In the Holston case, the Maryland Court of Special Appeals explained the general rule that alimony is for the purpose of helping a dependent spouse become self supporting so it should be for a limited time and not permanent in most cases.  But there are some circumstances when that may be impractical or unfair.  The exceptions are in Article 16, § 1(c)(1) of the Maryland Code, which provides:

The court may award alimony for an indefinite period when it finds as a fact that:

(i) the party seeking alimony, by reason of age, illness, infirmity, or disability, cannot reasonably be expected to make substantial progress toward becoming self-supporting; or

(ii) Even after the receiving party will have made as much progress toward self-support as can reasonably be expected, the respective standards of living of the two parties will be unconscionably disparate.

The Court of Appeals found from the evidence that the trial court’s award of alimony for three years would have left Mrs. Holston with a standard of living greatly below that enjoyed during the marriage and unconscionably disparate from the standard of living available to Dr. Holston.  Therefore the judges remanded the case to the lower court with instructions to grant Mrs. Holston permanent alimony.

Holston v. Holston, 58 Md. App. 308; 473 A.2d 459 (1984),  Cert. Denied (1984).

ENTRIES SHOWN:
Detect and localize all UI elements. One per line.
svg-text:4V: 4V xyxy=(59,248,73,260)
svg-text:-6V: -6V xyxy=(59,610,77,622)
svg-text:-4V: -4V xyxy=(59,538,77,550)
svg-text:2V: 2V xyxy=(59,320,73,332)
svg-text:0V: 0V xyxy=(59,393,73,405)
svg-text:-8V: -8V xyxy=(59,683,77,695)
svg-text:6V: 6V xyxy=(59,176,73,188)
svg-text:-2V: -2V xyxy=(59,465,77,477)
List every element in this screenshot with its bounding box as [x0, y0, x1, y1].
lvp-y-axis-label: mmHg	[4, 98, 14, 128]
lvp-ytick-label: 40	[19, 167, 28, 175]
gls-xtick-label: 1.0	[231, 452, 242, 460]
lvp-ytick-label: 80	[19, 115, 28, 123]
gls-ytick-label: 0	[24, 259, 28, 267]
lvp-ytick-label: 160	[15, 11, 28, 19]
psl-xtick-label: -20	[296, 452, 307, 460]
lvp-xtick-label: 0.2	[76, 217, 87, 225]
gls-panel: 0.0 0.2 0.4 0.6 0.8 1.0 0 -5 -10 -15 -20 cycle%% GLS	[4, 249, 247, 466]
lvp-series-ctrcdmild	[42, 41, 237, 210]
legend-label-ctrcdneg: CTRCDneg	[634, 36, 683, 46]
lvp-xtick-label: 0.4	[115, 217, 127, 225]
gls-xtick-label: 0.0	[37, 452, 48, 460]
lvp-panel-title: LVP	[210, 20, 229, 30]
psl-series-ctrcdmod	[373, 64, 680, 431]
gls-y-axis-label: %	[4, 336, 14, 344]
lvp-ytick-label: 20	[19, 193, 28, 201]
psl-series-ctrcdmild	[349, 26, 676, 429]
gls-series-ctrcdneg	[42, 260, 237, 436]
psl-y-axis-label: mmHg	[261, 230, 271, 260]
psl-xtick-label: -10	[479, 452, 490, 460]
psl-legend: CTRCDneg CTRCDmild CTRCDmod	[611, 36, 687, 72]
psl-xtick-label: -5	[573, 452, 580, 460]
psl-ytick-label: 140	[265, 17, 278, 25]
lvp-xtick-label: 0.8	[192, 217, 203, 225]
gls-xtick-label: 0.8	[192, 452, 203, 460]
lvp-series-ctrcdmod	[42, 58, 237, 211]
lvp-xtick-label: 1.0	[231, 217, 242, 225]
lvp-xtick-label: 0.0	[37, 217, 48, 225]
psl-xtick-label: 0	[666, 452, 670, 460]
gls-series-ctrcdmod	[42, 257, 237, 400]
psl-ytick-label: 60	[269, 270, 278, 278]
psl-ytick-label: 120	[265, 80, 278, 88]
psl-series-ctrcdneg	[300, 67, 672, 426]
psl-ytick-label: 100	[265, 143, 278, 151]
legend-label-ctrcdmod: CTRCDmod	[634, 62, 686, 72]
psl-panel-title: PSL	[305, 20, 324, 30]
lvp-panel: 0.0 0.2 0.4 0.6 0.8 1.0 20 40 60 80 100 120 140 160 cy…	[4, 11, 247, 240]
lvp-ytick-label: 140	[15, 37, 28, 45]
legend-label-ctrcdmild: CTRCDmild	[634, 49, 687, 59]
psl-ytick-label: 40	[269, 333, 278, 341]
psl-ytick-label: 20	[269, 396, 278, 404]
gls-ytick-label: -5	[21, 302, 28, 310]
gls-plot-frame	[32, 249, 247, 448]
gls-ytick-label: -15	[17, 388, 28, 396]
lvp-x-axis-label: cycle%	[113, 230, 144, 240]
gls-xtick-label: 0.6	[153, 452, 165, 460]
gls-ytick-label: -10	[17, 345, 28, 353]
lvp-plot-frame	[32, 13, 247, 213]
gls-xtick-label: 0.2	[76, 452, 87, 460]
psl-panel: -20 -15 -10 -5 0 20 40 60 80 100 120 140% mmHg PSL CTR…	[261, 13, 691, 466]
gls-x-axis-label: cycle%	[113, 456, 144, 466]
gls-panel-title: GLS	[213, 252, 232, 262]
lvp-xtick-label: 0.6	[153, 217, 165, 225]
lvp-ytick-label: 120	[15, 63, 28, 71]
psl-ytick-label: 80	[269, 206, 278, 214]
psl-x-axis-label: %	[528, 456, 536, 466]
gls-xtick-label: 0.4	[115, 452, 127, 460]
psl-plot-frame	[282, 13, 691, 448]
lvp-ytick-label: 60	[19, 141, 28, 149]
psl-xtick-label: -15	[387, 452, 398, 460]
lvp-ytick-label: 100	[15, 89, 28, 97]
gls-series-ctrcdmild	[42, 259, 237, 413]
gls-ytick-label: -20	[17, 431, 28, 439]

WRITTEN INSTRUCTION: Rewrite the alimony text between "The court may" and "be unconscionably disparate.", inclusive, changing "alimony" to "spousal support" wherever it occurs. Answer from the text alone; the records play no part.

RESULT OF THIS TASK:
The court may award spousal support for an indefinite period when it finds as a fact that:

(i) the party seeking spousal support, by reason of age, illness, infirmity, or disability, cannot reasonably be expected to make substantial progress toward becoming self-supporting; or

(ii) Even after the receiving party will have made as much progress toward self-support as can reasonably be expected, the respective standards of living of the two parties will be unconscionably disparate.